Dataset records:
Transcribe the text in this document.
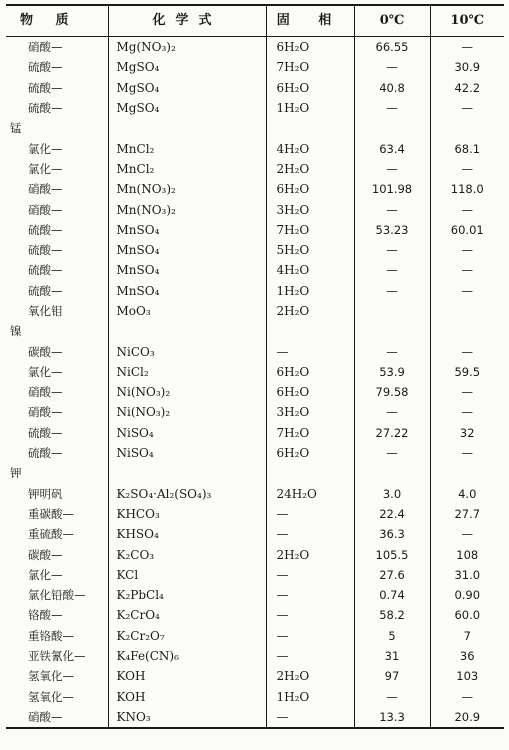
物 质	化学式	固 相	0℃	10℃
硝酸—	Mg(NO₃)₂	6H₂O	66.55	—
硫酸—	MgSO₄	7H₂O	—	30.9
硫酸—	MgSO₄	6H₂O	40.8	42.2
硫酸—	MgSO₄	1H₂O	—	—
锰				
氯化—	MnCl₂	4H₂O	63.4	68.1
氯化—	MnCl₂	2H₂O	—	—
硝酸—	Mn(NO₃)₂	6H₂O	101.98	118.0
硝酸—	Mn(NO₃)₂	3H₂O	—	—
硫酸—	MnSO₄	7H₂O	53.23	60.01
硫酸—	MnSO₄	5H₂O	—	—
硫酸—	MnSO₄	4H₂O	—	—
硫酸—	MnSO₄	1H₂O	—	—
氧化钼	MoO₃	2H₂O		
镍				
碳酸—	NiCO₃	—	—	—
氯化—	NiCl₂	6H₂O	53.9	59.5
硝酸—	Ni(NO₃)₂	6H₂O	79.58	—
硝酸—	Ni(NO₃)₂	3H₂O	—	—
硫酸—	NiSO₄	7H₂O	27.22	32
硫酸—	NiSO₄	6H₂O	—	—
钾				
钾明矾	K₂SO₄·Al₂(SO₄)₃	24H₂O	3.0	4.0
重碳酸—	KHCO₃	—	22.4	27.7
重硫酸—	KHSO₄	—	36.3	—
碳酸—	K₂CO₃	2H₂O	105.5	108
氯化—	KCl	—	27.6	31.0
氯化铅酸—	K₂PbCl₄	—	0.74	0.90
铬酸—	K₂CrO₄	—	58.2	60.0
重铬酸—	K₂Cr₂O₇	—	5	7
亚铁氰化—	K₄Fe(CN)₆	—	31	36
氢氧化—	KOH	2H₂O	97	103
氢氧化—	KOH	1H₂O	—	—
硝酸—	KNO₃	—	13.3	20.9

* EXERCISE DESCRIPTION
The records above must be transcribed exactly. Pictures are left out of the copy.

* EXPECTED ANSWER
Transcribe the text in this document.
物 质	化学式	固 相	0℃	10℃
硝酸—	Mg(NO₃)₂	6H₂O	66.55	—
硫酸—	MgSO₄	7H₂O	—	30.9
硫酸—	MgSO₄	6H₂O	40.8	42.2
硫酸—	MgSO₄	1H₂O	—	—
锰				
氯化—	MnCl₂	4H₂O	63.4	68.1
氯化—	MnCl₂	2H₂O	—	—
硝酸—	Mn(NO₃)₂	6H₂O	101.98	118.0
硝酸—	Mn(NO₃)₂	3H₂O	—	—
硫酸—	MnSO₄	7H₂O	53.23	60.01
硫酸—	MnSO₄	5H₂O	—	—
硫酸—	MnSO₄	4H₂O	—	—
硫酸—	MnSO₄	1H₂O	—	—
氧化钼	MoO₃	2H₂O		
镍				
碳酸—	NiCO₃	—	—	—
氯化—	NiCl₂	6H₂O	53.9	59.5
硝酸—	Ni(NO₃)₂	6H₂O	79.58	—
硝酸—	Ni(NO₃)₂	3H₂O	—	—
硫酸—	NiSO₄	7H₂O	27.22	32
硫酸—	NiSO₄	6H₂O	—	—
钾				
钾明矾	K₂SO₄·Al₂(SO₄)₃	24H₂O	3.0	4.0
重碳酸—	KHCO₃	—	22.4	27.7
重硫酸—	KHSO₄	—	36.3	—
碳酸—	K₂CO₃	2H₂O	105.5	108
氯化—	KCl	—	27.6	31.0
氯化铅酸—	K₂PbCl₄	—	0.74	0.90
铬酸—	K₂CrO₄	—	58.2	60.0
重铬酸—	K₂Cr₂O₇	—	5	7
亚铁氰化—	K₄Fe(CN)₆	—	31	36
氢氧化—	KOH	2H₂O	97	103
氢氧化—	KOH	1H₂O	—	—
硝酸—	KNO₃	—	13.3	20.9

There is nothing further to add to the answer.